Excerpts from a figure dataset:
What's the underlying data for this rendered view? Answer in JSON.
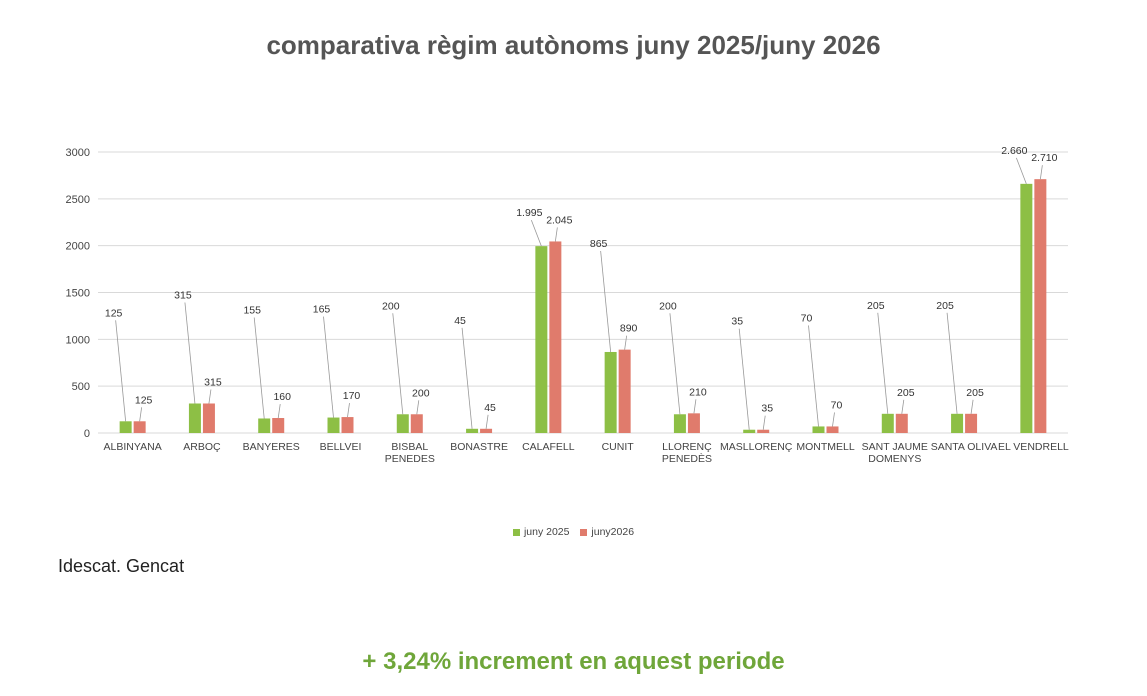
{
  "source": "Idescat. Gencat",
  "footer": "+ 3,24% increment en aquest periode",
  "colors": {
    "series1": "#8dbf45",
    "series2": "#e07b6c",
    "grid": "#d9d9d9"
  },
  "chart_data": {
    "type": "bar",
    "title": "comparativa règim autònoms juny 2025/juny 2026",
    "ylim": [
      0,
      3000
    ],
    "yticks": [
      0,
      500,
      1000,
      1500,
      2000,
      2500,
      3000
    ],
    "grid": true,
    "legend_position": "bottom",
    "categories": [
      [
        "ALBINYANA"
      ],
      [
        "ARBOÇ"
      ],
      [
        "BANYERES"
      ],
      [
        "BELLVEI"
      ],
      [
        "BISBAL",
        "PENEDES"
      ],
      [
        "BONASTRE"
      ],
      [
        "CALAFELL"
      ],
      [
        "CUNIT"
      ],
      [
        "LLORENÇ",
        "PENEDÈS"
      ],
      [
        "MASLLORENÇ"
      ],
      [
        "MONTMELL"
      ],
      [
        "SANT JAUME",
        "DOMENYS"
      ],
      [
        "SANTA OLIVA"
      ],
      [
        "EL VENDRELL"
      ]
    ],
    "series": [
      {
        "name": "juny 2025",
        "values": [
          125,
          315,
          155,
          165,
          200,
          45,
          1995,
          865,
          200,
          35,
          70,
          205,
          205,
          2660
        ],
        "labels": [
          "125",
          "315",
          "155",
          "165",
          "200",
          "45",
          "1.995",
          "865",
          "200",
          "35",
          "70",
          "205",
          "205",
          "2.660"
        ]
      },
      {
        "name": "juny2026",
        "values": [
          125,
          315,
          160,
          170,
          200,
          45,
          2045,
          890,
          210,
          35,
          70,
          205,
          205,
          2710
        ],
        "labels": [
          "125",
          "315",
          "160",
          "170",
          "200",
          "45",
          "2.045",
          "890",
          "210",
          "35",
          "70",
          "205",
          "205",
          "2.710"
        ]
      }
    ]
  }
}
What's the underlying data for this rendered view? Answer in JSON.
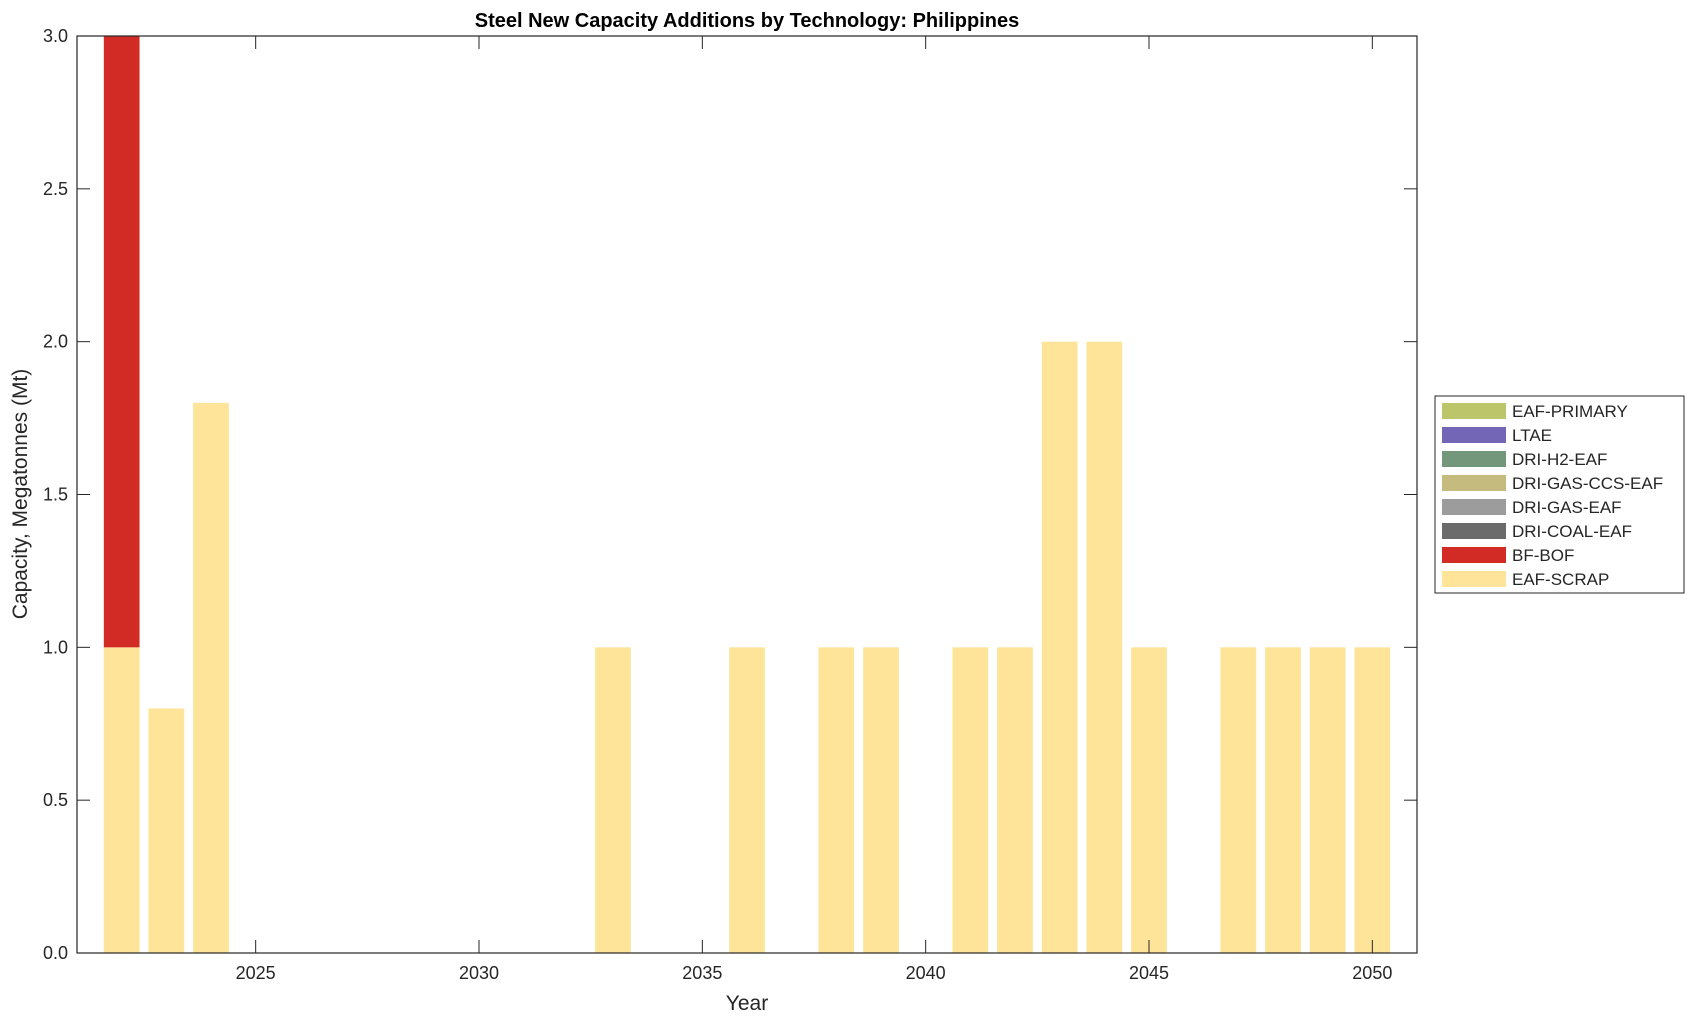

**TASK DESCRIPTION:** Transcribe the whole listing, character for character, but not its images.

**WRITTEN SOLUTION:**
What's the underlying data for this rendered view? Answer in JSON.
{
  "source": "Idescat. Gencat",
  "footer": "+ 3,24% increment en aquest periode",
  "colors": {
    "series1": "#8dbf45",
    "series2": "#e07b6c",
    "grid": "#d9d9d9"
  },
  "chart_data": {
    "type": "bar",
    "title": "comparativa règim autònoms juny 2025/juny 2026",
    "ylim": [
      0,
      3000
    ],
    "yticks": [
      0,
      500,
      1000,
      1500,
      2000,
      2500,
      3000
    ],
    "grid": true,
    "legend_position": "bottom",
    "categories": [
      [
        "ALBINYANA"
      ],
      [
        "ARBOÇ"
      ],
      [
        "BANYERES"
      ],
      [
        "BELLVEI"
      ],
      [
        "BISBAL",
        "PENEDES"
      ],
      [
        "BONASTRE"
      ],
      [
        "CALAFELL"
      ],
      [
        "CUNIT"
      ],
      [
        "LLORENÇ",
        "PENEDÈS"
      ],
      [
        "MASLLORENÇ"
      ],
      [
        "MONTMELL"
      ],
      [
        "SANT JAUME",
        "DOMENYS"
      ],
      [
        "SANTA OLIVA"
      ],
      [
        "EL VENDRELL"
      ]
    ],
    "series": [
      {
        "name": "juny 2025",
        "values": [
          125,
          315,
          155,
          165,
          200,
          45,
          1995,
          865,
          200,
          35,
          70,
          205,
          205,
          2660
        ],
        "labels": [
          "125",
          "315",
          "155",
          "165",
          "200",
          "45",
          "1.995",
          "865",
          "200",
          "35",
          "70",
          "205",
          "205",
          "2.660"
        ]
      },
      {
        "name": "juny2026",
        "values": [
          125,
          315,
          160,
          170,
          200,
          45,
          2045,
          890,
          210,
          35,
          70,
          205,
          205,
          2710
        ],
        "labels": [
          "125",
          "315",
          "160",
          "170",
          "200",
          "45",
          "2.045",
          "890",
          "210",
          "35",
          "70",
          "205",
          "205",
          "2.710"
        ]
      }
    ]
  }
}
What's the underlying data for this rendered view? Answer in JSON.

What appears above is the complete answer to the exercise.